### Testo del documento
DELLA VALLE, Berardino
Nacque a Roma da Lelio e da Brigida de' Rustici il 25 ott. 1450 (cfr. Gatta, p. 630, dove si rimanda a p. 139 dei vol. 131 del fondo Della Valle-Del Bufalo dell'Archivio segreto Vaticano). Addottoratosi in diritto civile e canonico, insegnò alla Sapienza come lettore straordinario nel 1474 (Dorati da Empoli).
Nel decennio successivo il D. fu coinvolto nelle vicende della sua famiglia, fra le più in vista della nuova nobiltà romana. Nemici dei Santacroce, i Della Valle alimentarono la rivalità tra gli Orsini e i Colonna, che nel 1482 tornarono a fronteggiarsi, schierandosi gli uni con il papa, gli altri con Ferrante d'Aragona nel conflitto riaccesosi tra Roma e Napoli dopo la tregua dell'aprile 1481. Il 3 apr. 1482 i Santacroce, con l'aiuto di Girolamo Riario, assalirono il palazzo Della Valle e vi uccisero Girolamo Colonna; le truppe aragonesi arrivarono a Marino, col pretesto di difendere i Colonna, minacciando da vicino Roma. La città fu salvata dalle truppe veneziane di Roberto Malatesta. La situazione precipitò nuovamente nel 1484. Scarcerati nel novembre 1483 i cardinali Colonna e Savelli, nel gennaio 1484 gli Orsini ripresero le ostilità e, con l'aiuto di Girolamo Riario, scacciarono da Albano Antonio Savelli. Il 21 febbraio i Della Valle uccisero Francesco Santacroce e si barricarono nel loro palazzo. Nella primavera fu guerra aperta tra i Colonna e gli Orsini. Il D. presidiò con i suoi fedeli Trastevere (Infessura). Di questo periodo ci sono pervenute quattro sue lettere in volgare a Francesco Gaddi, ambasciatore fiorentino presso il duca di Milang (datate dal 13 marzo al 24 apr. 1484, sono state pubblicate in De Marinis-Perosa); nei particolari poco perspicue, ma, nell'insieme, documenti fedeli delle tensioni ribollenti in Italia in quei mesi drammatici e del malessere del D., protagonista suo malgrado, da anni costretto a trascurare studi e professione. Il 30 maggio Girolamo Riario e Virgilio Orsini assaltarono il palazzo di Lorenzo Oddone Colonna, dove si era concentrata la difesa dei Colonna-Della Valle, lo conquistarono e fecero prigioniero il protonotario apostolico. Il 31 i Della Valle fuggirono da Roma; le loro case, con quelle dei Colonna, furono abbandonate al saccheggio.

### Richiesta 1
Indichi tutti gli autori citati tra parentesi come riferimento nella voce biografica su Berardino Della Valle.
### Richiesta 2
Riprenda la voce biografica su Berardino Della Valle dal punto in cui si interrompe e ne prosegua la narrazione.
L'elenco riportato più avanti proviene da una fonte diversa dalla voce biografica.

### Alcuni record
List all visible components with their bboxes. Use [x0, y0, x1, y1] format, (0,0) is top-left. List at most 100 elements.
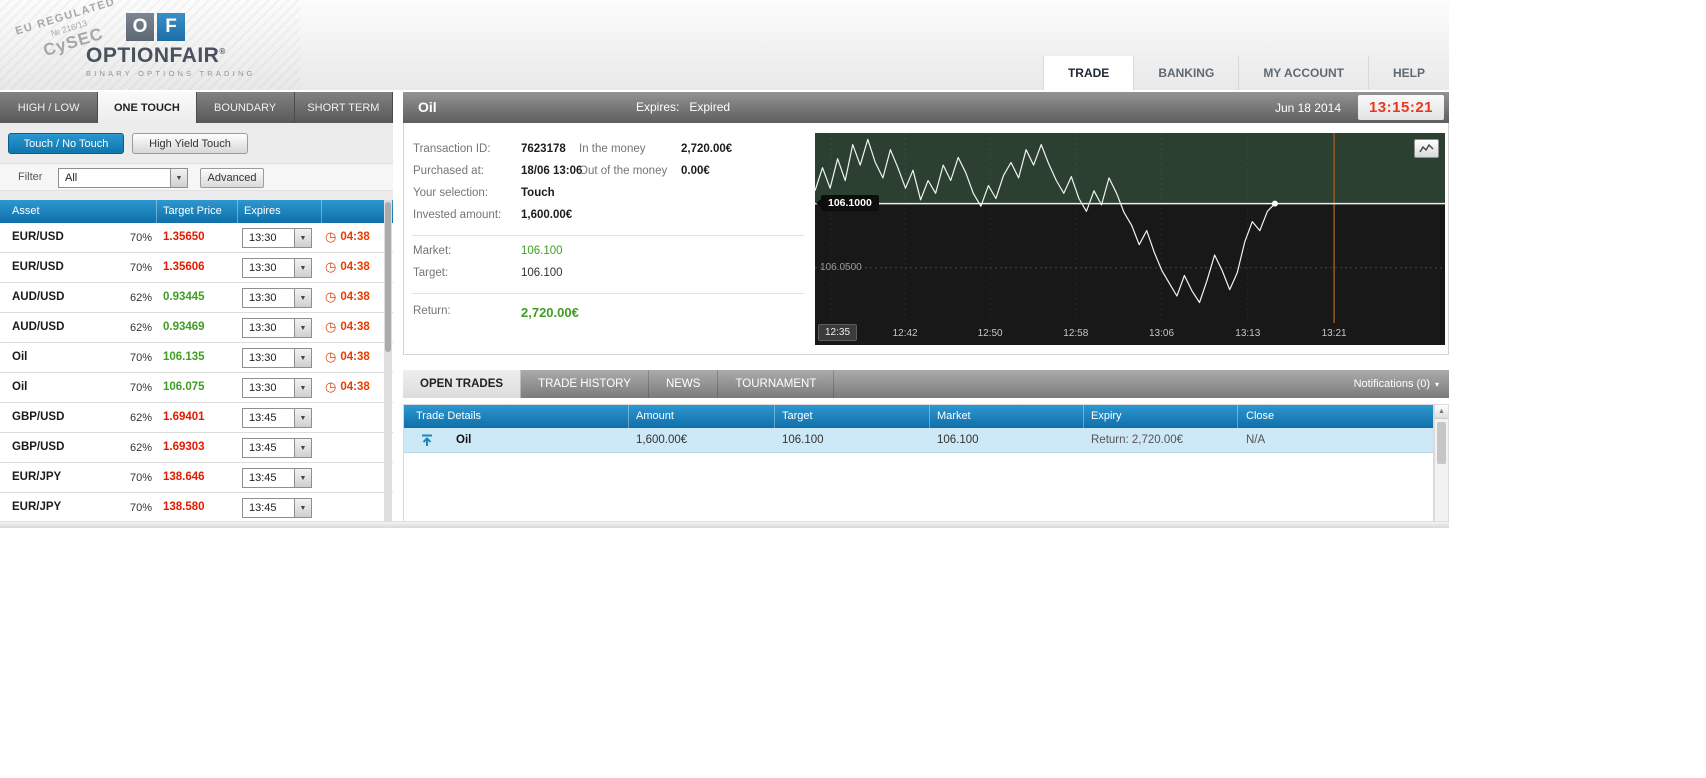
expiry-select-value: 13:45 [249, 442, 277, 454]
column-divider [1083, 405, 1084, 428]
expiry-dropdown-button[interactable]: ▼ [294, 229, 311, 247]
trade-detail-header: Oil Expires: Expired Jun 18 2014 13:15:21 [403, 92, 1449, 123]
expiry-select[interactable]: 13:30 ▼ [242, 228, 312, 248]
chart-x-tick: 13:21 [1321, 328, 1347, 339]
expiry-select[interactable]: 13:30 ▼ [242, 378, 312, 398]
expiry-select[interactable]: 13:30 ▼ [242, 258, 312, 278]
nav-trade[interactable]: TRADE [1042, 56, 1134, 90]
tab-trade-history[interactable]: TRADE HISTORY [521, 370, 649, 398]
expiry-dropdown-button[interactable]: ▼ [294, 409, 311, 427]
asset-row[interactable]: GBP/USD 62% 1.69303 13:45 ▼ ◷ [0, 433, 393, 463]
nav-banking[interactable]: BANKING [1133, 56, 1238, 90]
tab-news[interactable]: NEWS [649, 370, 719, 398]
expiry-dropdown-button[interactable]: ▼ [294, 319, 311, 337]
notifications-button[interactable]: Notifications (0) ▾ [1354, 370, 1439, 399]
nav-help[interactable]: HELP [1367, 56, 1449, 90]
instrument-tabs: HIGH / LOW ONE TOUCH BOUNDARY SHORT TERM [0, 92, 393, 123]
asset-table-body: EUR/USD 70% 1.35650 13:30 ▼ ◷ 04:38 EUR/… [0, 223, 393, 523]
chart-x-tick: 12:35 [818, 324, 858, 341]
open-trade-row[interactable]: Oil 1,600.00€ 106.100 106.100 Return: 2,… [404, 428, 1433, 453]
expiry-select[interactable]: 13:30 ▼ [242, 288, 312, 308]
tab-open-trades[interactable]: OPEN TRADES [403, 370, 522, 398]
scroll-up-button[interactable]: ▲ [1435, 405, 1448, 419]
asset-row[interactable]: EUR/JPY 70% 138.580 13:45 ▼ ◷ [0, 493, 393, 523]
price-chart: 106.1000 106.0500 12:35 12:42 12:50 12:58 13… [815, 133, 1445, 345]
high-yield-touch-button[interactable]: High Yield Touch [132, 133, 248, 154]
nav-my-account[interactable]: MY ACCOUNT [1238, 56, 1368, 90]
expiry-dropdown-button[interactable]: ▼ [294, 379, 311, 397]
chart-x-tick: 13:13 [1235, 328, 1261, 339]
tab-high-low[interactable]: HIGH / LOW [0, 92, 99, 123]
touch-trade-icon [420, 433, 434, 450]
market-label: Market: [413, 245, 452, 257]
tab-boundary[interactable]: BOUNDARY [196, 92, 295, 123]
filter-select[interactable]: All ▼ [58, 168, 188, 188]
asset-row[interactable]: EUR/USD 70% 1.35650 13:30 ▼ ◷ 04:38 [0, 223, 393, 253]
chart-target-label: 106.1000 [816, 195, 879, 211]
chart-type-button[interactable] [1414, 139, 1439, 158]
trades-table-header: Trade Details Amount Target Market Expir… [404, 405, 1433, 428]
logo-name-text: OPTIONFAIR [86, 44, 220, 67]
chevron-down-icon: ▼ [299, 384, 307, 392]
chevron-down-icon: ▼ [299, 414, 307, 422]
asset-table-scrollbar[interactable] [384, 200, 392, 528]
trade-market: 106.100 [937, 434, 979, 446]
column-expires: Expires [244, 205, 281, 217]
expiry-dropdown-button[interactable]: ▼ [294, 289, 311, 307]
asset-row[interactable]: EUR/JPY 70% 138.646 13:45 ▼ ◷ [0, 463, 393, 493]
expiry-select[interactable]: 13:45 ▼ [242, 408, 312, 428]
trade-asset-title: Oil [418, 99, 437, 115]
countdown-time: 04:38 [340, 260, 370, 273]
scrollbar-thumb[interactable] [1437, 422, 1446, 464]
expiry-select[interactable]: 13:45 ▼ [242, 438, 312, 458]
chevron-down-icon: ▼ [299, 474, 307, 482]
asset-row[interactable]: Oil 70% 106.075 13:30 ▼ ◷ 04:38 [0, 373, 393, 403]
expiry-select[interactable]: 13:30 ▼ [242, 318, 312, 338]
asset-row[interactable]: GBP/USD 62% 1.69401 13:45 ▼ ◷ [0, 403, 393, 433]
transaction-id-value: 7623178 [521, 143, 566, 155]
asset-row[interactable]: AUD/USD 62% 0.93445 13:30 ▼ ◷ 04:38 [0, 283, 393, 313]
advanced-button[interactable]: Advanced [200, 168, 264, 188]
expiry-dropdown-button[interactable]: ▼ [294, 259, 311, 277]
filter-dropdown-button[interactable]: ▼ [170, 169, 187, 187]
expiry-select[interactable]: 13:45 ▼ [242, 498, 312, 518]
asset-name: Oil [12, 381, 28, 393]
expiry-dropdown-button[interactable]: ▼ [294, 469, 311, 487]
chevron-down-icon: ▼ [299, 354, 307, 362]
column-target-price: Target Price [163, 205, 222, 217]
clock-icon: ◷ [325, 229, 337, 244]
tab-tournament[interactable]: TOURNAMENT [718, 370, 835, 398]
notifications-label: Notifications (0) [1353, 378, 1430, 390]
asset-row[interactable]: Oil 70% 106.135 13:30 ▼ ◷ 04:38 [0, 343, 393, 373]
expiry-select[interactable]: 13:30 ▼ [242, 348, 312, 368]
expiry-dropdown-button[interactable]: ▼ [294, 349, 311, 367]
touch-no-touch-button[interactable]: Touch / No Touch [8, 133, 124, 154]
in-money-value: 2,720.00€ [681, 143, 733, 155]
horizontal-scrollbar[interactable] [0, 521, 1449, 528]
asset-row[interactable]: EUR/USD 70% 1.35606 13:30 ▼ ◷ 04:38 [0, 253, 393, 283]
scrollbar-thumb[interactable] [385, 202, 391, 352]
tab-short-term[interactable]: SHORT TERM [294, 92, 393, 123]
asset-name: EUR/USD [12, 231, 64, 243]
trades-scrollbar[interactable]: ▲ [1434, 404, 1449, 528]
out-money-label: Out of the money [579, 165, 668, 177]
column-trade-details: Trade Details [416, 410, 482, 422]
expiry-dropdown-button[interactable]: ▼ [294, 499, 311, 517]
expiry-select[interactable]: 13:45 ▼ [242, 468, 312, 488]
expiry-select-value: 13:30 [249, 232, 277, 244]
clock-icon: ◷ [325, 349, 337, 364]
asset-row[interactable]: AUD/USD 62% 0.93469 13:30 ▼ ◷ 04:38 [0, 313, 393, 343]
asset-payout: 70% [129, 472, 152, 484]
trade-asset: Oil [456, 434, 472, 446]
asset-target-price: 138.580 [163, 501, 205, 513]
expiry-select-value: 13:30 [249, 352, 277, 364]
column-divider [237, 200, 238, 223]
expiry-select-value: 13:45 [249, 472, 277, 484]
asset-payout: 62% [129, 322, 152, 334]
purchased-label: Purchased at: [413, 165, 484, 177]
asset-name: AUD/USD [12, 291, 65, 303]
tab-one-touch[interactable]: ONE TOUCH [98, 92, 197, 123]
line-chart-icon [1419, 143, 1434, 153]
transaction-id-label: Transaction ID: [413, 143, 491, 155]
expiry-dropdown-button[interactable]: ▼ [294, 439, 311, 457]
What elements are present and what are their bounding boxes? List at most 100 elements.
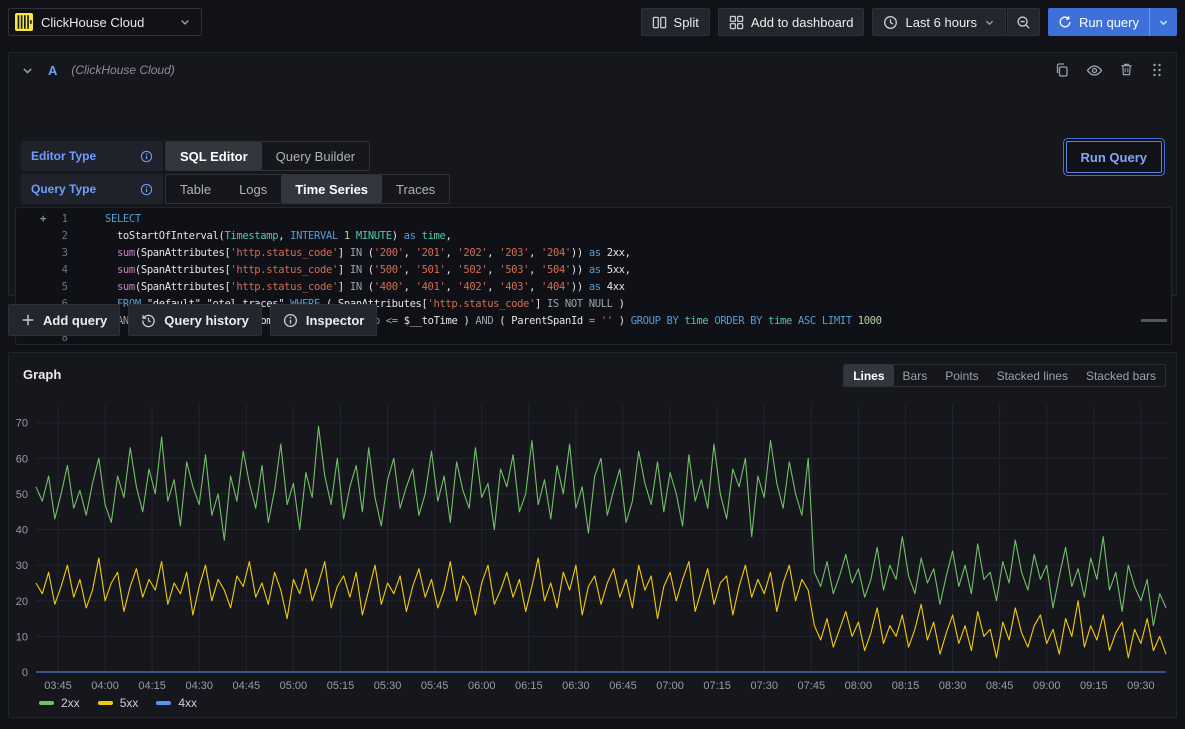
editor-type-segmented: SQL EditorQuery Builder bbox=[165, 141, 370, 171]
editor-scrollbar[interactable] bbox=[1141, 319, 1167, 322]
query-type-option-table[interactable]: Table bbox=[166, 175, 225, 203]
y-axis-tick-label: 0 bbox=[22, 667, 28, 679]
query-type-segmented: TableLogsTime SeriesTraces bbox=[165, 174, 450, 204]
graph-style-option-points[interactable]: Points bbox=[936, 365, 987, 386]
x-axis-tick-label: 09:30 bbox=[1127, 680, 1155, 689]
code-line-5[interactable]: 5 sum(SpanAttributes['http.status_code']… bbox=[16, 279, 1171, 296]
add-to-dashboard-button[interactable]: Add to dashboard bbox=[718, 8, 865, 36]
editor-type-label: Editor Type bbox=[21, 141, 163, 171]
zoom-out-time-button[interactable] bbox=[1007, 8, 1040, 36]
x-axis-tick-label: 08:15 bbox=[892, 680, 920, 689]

### Risposta 1
Gatta, Dorati da Empoli, Infessura, De Marinis-Perosa

### Risposta 2
Il D. dopo aver trovato rifugio presso Giuliano Della Rovere (Infessura) lasciò la città, dove fece ritorno dopo qualche mese, quando, alla morte di Sisto IV, eletto papa Innocenzo VIII, creatura dei Della Rovere, la situazione tornò a favore dei Colonna. In quell'occasione ricevette la visita del Poliziano, recatosi a Roma con gli ambasciatori fiorentini a rendere omaggio al nuovo pontefice, e mostrò all'umanista la sua ricca biblioteca. Nel 1485 lo troviamo a Napoli alloggiato in casa di Simone Coco, ospite di Alfonso duca di Calabria, in veste di intermediario tra i Colonna e gli Aragonesi (si vedano le lettere che Alfonso inviò al suo segretario Giovanni Albino il 22 novembre e il 15 dic. 1485).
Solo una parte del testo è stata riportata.